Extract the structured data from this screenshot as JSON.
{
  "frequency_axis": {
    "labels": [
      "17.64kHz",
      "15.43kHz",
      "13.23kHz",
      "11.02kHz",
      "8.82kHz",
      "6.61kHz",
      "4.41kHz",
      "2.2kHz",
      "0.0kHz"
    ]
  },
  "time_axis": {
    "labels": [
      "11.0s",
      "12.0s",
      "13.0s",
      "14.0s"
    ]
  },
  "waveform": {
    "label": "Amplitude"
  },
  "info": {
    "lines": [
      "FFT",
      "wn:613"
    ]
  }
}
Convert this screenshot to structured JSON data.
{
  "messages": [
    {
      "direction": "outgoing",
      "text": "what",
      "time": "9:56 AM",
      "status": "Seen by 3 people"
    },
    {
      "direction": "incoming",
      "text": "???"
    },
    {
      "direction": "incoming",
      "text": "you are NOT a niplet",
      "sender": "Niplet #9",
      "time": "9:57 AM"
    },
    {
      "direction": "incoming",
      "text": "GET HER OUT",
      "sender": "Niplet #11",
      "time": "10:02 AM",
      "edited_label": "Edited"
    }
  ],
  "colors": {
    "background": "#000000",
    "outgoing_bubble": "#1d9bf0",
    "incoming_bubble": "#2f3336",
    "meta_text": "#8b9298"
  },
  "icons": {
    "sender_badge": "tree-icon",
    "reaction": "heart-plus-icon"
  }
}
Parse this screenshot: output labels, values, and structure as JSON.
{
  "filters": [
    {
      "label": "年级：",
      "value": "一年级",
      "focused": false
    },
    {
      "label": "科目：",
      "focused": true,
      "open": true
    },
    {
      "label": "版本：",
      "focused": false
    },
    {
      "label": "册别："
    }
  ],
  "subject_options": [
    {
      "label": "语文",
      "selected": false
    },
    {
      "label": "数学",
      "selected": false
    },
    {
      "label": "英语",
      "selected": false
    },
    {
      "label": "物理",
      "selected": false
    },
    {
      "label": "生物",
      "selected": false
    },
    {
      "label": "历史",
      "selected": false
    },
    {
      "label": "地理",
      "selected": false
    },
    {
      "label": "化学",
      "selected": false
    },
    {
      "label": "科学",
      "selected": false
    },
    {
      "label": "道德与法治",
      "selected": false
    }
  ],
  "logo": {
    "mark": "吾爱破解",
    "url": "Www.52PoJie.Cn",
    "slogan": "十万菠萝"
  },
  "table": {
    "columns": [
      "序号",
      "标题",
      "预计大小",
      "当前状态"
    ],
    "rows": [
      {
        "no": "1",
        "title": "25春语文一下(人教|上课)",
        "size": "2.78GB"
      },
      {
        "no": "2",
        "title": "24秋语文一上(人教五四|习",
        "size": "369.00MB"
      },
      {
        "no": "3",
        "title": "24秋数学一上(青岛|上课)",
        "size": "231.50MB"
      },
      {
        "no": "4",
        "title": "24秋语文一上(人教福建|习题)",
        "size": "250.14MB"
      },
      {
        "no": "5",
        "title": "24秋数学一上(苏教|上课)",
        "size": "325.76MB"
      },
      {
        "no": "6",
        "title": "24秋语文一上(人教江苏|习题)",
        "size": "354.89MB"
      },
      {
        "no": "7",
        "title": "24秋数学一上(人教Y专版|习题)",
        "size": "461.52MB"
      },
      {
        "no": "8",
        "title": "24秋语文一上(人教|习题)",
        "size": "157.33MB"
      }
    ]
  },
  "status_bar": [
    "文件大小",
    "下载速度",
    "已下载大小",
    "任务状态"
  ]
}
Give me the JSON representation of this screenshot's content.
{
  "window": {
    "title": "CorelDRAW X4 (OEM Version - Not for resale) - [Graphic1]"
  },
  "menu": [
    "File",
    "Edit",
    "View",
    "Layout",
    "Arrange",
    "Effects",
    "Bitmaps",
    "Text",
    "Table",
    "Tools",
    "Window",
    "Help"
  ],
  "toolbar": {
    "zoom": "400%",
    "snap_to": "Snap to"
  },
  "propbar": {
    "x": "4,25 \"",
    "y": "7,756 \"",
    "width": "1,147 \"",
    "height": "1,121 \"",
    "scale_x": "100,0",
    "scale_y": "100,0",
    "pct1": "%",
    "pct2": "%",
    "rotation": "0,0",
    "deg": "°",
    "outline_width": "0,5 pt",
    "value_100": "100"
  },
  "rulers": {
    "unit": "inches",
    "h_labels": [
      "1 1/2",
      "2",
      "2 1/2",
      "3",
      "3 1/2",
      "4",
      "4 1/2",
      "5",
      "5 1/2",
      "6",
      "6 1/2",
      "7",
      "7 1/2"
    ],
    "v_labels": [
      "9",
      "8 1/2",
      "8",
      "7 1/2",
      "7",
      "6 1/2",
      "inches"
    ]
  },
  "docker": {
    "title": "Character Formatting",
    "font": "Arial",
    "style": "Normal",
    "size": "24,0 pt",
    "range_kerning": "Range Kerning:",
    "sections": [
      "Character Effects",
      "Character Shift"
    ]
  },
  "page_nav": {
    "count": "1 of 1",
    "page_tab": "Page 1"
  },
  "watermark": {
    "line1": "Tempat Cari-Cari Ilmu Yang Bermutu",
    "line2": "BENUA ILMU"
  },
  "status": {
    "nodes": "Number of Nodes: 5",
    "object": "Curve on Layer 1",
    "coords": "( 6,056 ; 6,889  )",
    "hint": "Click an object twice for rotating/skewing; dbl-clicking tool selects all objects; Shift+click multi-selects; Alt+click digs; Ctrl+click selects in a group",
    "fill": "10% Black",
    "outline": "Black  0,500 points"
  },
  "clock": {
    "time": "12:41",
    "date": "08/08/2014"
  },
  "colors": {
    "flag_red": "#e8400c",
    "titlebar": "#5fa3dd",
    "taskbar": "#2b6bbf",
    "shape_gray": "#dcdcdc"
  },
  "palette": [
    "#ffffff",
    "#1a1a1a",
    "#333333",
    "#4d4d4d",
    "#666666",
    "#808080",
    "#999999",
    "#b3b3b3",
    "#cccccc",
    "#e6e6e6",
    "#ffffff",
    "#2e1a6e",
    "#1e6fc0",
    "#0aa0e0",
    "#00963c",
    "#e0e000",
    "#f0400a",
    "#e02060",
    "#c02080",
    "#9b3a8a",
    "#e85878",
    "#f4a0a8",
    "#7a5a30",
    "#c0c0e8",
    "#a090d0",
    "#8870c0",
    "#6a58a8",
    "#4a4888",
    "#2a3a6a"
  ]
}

GOAL OF THE EXERCISE:
Reproduce the entries above in full by retyping them exactly.

TASK SOLUTION:
Extract the structured data from this screenshot as JSON.
{
  "frequency_axis": {
    "labels": [
      "17.64kHz",
      "15.43kHz",
      "13.23kHz",
      "11.02kHz",
      "8.82kHz",
      "6.61kHz",
      "4.41kHz",
      "2.2kHz",
      "0.0kHz"
    ]
  },
  "time_axis": {
    "labels": [
      "11.0s",
      "12.0s",
      "13.0s",
      "14.0s"
    ]
  },
  "waveform": {
    "label": "Amplitude"
  },
  "info": {
    "lines": [
      "FFT",
      "wn:613"
    ]
  }
}
Convert this screenshot to structured JSON data.
{
  "messages": [
    {
      "direction": "outgoing",
      "text": "what",
      "time": "9:56 AM",
      "status": "Seen by 3 people"
    },
    {
      "direction": "incoming",
      "text": "???"
    },
    {
      "direction": "incoming",
      "text": "you are NOT a niplet",
      "sender": "Niplet #9",
      "time": "9:57 AM"
    },
    {
      "direction": "incoming",
      "text": "GET HER OUT",
      "sender": "Niplet #11",
      "time": "10:02 AM",
      "edited_label": "Edited"
    }
  ],
  "colors": {
    "background": "#000000",
    "outgoing_bubble": "#1d9bf0",
    "incoming_bubble": "#2f3336",
    "meta_text": "#8b9298"
  },
  "icons": {
    "sender_badge": "tree-icon",
    "reaction": "heart-plus-icon"
  }
}
Parse this screenshot: output labels, values, and structure as JSON.
{
  "filters": [
    {
      "label": "年级：",
      "value": "一年级",
      "focused": false
    },
    {
      "label": "科目：",
      "focused": true,
      "open": true
    },
    {
      "label": "版本：",
      "focused": false
    },
    {
      "label": "册别："
    }
  ],
  "subject_options": [
    {
      "label": "语文",
      "selected": false
    },
    {
      "label": "数学",
      "selected": false
    },
    {
      "label": "英语",
      "selected": false
    },
    {
      "label": "物理",
      "selected": false
    },
    {
      "label": "生物",
      "selected": false
    },
    {
      "label": "历史",
      "selected": false
    },
    {
      "label": "地理",
      "selected": false
    },
    {
      "label": "化学",
      "selected": false
    },
    {
      "label": "科学",
      "selected": false
    },
    {
      "label": "道德与法治",
      "selected": false
    }
  ],
  "logo": {
    "mark": "吾爱破解",
    "url": "Www.52PoJie.Cn",
    "slogan": "十万菠萝"
  },
  "table": {
    "columns": [
      "序号",
      "标题",
      "预计大小",
      "当前状态"
    ],
    "rows": [
      {
        "no": "1",
        "title": "25春语文一下(人教|上课)",
        "size": "2.78GB"
      },
      {
        "no": "2",
        "title": "24秋语文一上(人教五四|习",
        "size": "369.00MB"
      },
      {
        "no": "3",
        "title": "24秋数学一上(青岛|上课)",
        "size": "231.50MB"
      },
      {
        "no": "4",
        "title": "24秋语文一上(人教福建|习题)",
        "size": "250.14MB"
      },
      {
        "no": "5",
        "title": "24秋数学一上(苏教|上课)",
        "size": "325.76MB"
      },
      {
        "no": "6",
        "title": "24秋语文一上(人教江苏|习题)",
        "size": "354.89MB"
      },
      {
        "no": "7",
        "title": "24秋数学一上(人教Y专版|习题)",
        "size": "461.52MB"
      },
      {
        "no": "8",
        "title": "24秋语文一上(人教|习题)",
        "size": "157.33MB"
      }
    ]
  },
  "status_bar": [
    "文件大小",
    "下载速度",
    "已下载大小",
    "任务状态"
  ]
}
Give me the JSON representation of this screenshot's content.
{
  "window": {
    "title": "CorelDRAW X4 (OEM Version - Not for resale) - [Graphic1]"
  },
  "menu": [
    "File",
    "Edit",
    "View",
    "Layout",
    "Arrange",
    "Effects",
    "Bitmaps",
    "Text",
    "Table",
    "Tools",
    "Window",
    "Help"
  ],
  "toolbar": {
    "zoom": "400%",
    "snap_to": "Snap to"
  },
  "propbar": {
    "x": "4,25 \"",
    "y": "7,756 \"",
    "width": "1,147 \"",
    "height": "1,121 \"",
    "scale_x": "100,0",
    "scale_y": "100,0",
    "pct1": "%",
    "pct2": "%",
    "rotation": "0,0",
    "deg": "°",
    "outline_width": "0,5 pt",
    "value_100": "100"
  },
  "rulers": {
    "unit": "inches",
    "h_labels": [
      "1 1/2",
      "2",
      "2 1/2",
      "3",
      "3 1/2",
      "4",
      "4 1/2",
      "5",
      "5 1/2",
      "6",
      "6 1/2",
      "7",
      "7 1/2"
    ],
    "v_labels": [
      "9",
      "8 1/2",
      "8",
      "7 1/2",
      "7",
      "6 1/2",
      "inches"
    ]
  },
  "docker": {
    "title": "Character Formatting",
    "font": "Arial",
    "style": "Normal",
    "size": "24,0 pt",
    "range_kerning": "Range Kerning:",
    "sections": [
      "Character Effects",
      "Character Shift"
    ]
  },
  "page_nav": {
    "count": "1 of 1",
    "page_tab": "Page 1"
  },
  "watermark": {
    "line1": "Tempat Cari-Cari Ilmu Yang Bermutu",
    "line2": "BENUA ILMU"
  },
  "status": {
    "nodes": "Number of Nodes: 5",
    "object": "Curve on Layer 1",
    "coords": "( 6,056 ; 6,889  )",
    "hint": "Click an object twice for rotating/skewing; dbl-clicking tool selects all objects; Shift+click multi-selects; Alt+click digs; Ctrl+click selects in a group",
    "fill": "10% Black",
    "outline": "Black  0,500 points"
  },
  "clock": {
    "time": "12:41",
    "date": "08/08/2014"
  },
  "colors": {
    "flag_red": "#e8400c",
    "titlebar": "#5fa3dd",
    "taskbar": "#2b6bbf",
    "shape_gray": "#dcdcdc"
  },
  "palette": [
    "#ffffff",
    "#1a1a1a",
    "#333333",
    "#4d4d4d",
    "#666666",
    "#808080",
    "#999999",
    "#b3b3b3",
    "#cccccc",
    "#e6e6e6",
    "#ffffff",
    "#2e1a6e",
    "#1e6fc0",
    "#0aa0e0",
    "#00963c",
    "#e0e000",
    "#f0400a",
    "#e02060",
    "#c02080",
    "#9b3a8a",
    "#e85878",
    "#f4a0a8",
    "#7a5a30",
    "#c0c0e8",
    "#a090d0",
    "#8870c0",
    "#6a58a8",
    "#4a4888",
    "#2a3a6a"
  ]
}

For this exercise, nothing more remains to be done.